### Task requirements
Translate this sentence from the hatchet restoration thread into Spanish: "I'd not done any leather work before, so the cover was a new experience, and actually not as hard as I thought it might be."

━━━ Source text ━━━

# Restored Plumb Hatchet for camping



## budnder (Mar 30, 2017)

My daughter mentioned she wanted a hatchet to use when she goes camping. She shares my fondness for vintage things, so thought she would appreciate it if I restored an old one, rather than Amazon her a new one. After a bit of research, I decided on a roofing hatchet, as there seemed to be some utility in having a hammer end for tent stakes and such. From my reading, Plumb was one of the respected brands of yore, so found picked up an old Plumb roofers hatchet head on ebay for $20. 

Cleaned up the rust and corrosion with vinegar and a wire wheel and it shined up pretty well. I put a new 25 degree edge on it with a metal file and sandpaper. Fashioned a handle out of a cherry tree that went down last fall, and finished the handle off with a couple of coats of BLO. I'd not done any leather work before, so the cover was a new experience, and actually not as hard as I thought it might be. 

Normally, I gather this type of hatchet would have a straight handle which allows for use of both ends equally. I decided to do a classic dog leg handle shape out of the cherry, because of the look and I didn't mind optimizing for the hatchet end. It feels good in your hand, in any case. One nice thing about doing the custom handle is it allowed me to make a smaller handle than what you could buy (my daughter is petite). It's a couple inches shorter and the grip is a little narrower than normal.

I'm still mulling over hitting it with a final coat of a BLO/Turpentine/Beeswax mix (is there a name for that?) for a little added protection and perhaps a wee bit of shine.


----------



## wood-of-1kind (Mar 30, 2017)

Very nice effort to 'restore' and just as impressed with your skill versatility (leather, wood and sharpening). Your daughter will be proud of the gift and the effort that went behind your work.


----------



## Jim15 (Mar 30, 2017)

Great work. I bet she will love it.


----------



## Charlie_W (Mar 30, 2017)

Fantastic job on the restoration and bringing that vintage hatchet back to life! Should be good for another handful of generations. Be sure to burn your initials or name on it!


----------



## Sataro (Mar 30, 2017)

Great job on restoring that one. Looks great!


----------



## luckyscroller788 (Mar 30, 2017)

Beautiful restoration. Cherry, although it looks really pretty, especially on that piece, but it really doesn't have the strength to last a long time with use, especially if one misses the piece to be split and catches it with the handle right below the head. Careful use though, and it should last a long time.


----------



## Skie_M (Mar 31, 2017)

I'll echo the sentiments concerning the cherry wood .....


Hickory would be ideal, Osage Orange would possibly be a decent secondary choice....


----------



## budnder (Mar 31, 2017)

Thanks for the kinds words.

Yeah, I wrestled with using hickory, which I knew from my research was recommended. In the end, it was the sentimental aspect of it being from a tree she knows from where she grew up outweighing the functionality. And, if it ever breaks, I figure I can always make her a new handle. I will say, I was cursing this cherry for being so hard when I was carving out the handle. The hatchet certainly won't see a lot of use, though, of course, it's just that single bad stroke that could do it in.

━━━ Data ━━━

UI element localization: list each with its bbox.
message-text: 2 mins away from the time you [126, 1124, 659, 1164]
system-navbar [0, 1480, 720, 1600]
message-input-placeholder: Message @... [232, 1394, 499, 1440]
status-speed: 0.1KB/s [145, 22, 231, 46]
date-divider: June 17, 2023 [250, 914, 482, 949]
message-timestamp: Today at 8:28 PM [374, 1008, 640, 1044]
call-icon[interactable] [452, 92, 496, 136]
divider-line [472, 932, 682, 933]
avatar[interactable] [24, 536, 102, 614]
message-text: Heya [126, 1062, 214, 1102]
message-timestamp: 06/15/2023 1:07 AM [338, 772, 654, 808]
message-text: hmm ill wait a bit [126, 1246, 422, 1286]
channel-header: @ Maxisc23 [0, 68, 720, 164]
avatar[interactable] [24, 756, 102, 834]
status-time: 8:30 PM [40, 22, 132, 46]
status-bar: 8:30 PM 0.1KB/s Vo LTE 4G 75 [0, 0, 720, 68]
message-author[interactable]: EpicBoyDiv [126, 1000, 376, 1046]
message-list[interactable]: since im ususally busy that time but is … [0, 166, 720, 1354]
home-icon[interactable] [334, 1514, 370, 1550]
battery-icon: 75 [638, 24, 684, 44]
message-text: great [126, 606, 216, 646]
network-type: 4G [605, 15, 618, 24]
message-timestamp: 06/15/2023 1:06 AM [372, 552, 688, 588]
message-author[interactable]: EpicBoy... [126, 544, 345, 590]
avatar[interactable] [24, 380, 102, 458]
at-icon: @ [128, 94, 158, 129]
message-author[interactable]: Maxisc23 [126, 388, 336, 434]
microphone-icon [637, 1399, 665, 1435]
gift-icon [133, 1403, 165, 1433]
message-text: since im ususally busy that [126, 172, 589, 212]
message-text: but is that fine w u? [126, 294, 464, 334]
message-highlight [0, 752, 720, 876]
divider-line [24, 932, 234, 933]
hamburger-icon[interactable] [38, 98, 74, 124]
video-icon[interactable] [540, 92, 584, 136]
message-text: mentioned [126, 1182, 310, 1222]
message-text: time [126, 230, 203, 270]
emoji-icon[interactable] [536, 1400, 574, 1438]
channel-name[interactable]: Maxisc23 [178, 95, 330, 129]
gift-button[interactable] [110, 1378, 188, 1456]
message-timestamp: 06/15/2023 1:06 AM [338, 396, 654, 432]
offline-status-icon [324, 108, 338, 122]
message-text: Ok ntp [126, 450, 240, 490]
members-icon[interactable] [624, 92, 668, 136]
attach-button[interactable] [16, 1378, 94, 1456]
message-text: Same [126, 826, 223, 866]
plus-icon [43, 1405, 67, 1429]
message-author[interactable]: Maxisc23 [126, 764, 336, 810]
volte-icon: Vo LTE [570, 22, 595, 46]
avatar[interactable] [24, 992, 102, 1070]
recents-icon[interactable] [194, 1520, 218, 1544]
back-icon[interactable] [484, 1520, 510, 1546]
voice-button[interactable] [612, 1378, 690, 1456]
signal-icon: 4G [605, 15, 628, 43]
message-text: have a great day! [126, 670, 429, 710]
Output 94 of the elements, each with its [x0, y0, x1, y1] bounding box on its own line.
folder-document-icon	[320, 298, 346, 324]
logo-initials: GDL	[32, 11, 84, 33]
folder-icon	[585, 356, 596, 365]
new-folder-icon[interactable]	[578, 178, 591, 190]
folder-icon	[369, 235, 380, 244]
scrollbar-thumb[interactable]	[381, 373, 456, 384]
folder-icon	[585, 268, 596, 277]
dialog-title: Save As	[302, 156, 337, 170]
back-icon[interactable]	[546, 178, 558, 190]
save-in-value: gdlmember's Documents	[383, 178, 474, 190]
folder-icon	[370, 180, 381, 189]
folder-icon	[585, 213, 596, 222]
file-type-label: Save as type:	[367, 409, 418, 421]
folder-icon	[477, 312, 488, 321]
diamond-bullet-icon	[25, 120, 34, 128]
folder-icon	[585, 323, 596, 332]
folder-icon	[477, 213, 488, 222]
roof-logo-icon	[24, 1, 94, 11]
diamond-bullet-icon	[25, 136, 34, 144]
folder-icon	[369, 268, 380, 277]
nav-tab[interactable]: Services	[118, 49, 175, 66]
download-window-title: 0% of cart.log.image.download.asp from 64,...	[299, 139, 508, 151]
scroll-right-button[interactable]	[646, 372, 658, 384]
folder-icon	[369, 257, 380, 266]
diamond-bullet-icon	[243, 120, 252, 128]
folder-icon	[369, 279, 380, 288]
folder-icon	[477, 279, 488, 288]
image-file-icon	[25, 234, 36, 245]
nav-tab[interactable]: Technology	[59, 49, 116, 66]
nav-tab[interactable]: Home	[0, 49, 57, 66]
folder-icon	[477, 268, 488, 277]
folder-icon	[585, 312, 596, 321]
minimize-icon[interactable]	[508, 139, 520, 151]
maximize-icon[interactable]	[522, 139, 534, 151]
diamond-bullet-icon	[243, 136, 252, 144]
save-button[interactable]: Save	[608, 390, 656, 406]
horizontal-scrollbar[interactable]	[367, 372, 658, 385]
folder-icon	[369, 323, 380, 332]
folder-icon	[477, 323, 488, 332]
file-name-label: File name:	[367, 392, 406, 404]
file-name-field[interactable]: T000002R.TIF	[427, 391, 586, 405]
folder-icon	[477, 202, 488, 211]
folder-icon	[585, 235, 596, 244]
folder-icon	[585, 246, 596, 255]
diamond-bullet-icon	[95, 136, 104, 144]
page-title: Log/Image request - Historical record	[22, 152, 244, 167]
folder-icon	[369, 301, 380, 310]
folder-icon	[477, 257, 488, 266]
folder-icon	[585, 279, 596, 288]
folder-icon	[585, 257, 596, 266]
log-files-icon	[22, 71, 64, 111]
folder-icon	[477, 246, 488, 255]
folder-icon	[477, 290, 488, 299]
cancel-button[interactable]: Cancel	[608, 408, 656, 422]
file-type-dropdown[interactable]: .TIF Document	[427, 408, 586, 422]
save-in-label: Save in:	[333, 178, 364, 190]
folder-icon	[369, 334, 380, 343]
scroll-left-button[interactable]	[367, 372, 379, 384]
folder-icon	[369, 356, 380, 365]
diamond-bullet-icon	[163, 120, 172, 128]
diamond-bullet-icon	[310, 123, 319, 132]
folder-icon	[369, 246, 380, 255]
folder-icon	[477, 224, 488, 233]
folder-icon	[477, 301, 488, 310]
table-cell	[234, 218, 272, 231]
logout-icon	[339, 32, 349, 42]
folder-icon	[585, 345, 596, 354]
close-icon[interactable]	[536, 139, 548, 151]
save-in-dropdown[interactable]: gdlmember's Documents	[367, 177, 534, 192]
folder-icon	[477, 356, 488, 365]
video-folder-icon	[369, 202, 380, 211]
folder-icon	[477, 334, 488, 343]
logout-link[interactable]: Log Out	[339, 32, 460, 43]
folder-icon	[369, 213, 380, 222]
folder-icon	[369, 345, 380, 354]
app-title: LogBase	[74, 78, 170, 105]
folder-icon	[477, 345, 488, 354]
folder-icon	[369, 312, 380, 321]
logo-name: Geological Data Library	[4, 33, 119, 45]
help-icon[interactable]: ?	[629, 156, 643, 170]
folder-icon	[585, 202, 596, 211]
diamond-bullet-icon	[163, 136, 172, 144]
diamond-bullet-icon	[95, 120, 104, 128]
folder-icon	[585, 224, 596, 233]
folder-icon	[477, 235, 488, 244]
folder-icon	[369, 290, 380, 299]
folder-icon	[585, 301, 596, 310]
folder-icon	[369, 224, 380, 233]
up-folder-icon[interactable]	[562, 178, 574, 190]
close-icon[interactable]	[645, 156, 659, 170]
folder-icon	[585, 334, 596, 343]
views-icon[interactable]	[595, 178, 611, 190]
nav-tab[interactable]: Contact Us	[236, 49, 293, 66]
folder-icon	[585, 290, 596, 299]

━━━

### Task output
Nunca antes había trabajado el cuero, así que la funda fue una experiencia nueva y, de hecho, no tan difícil como pensé que podría ser.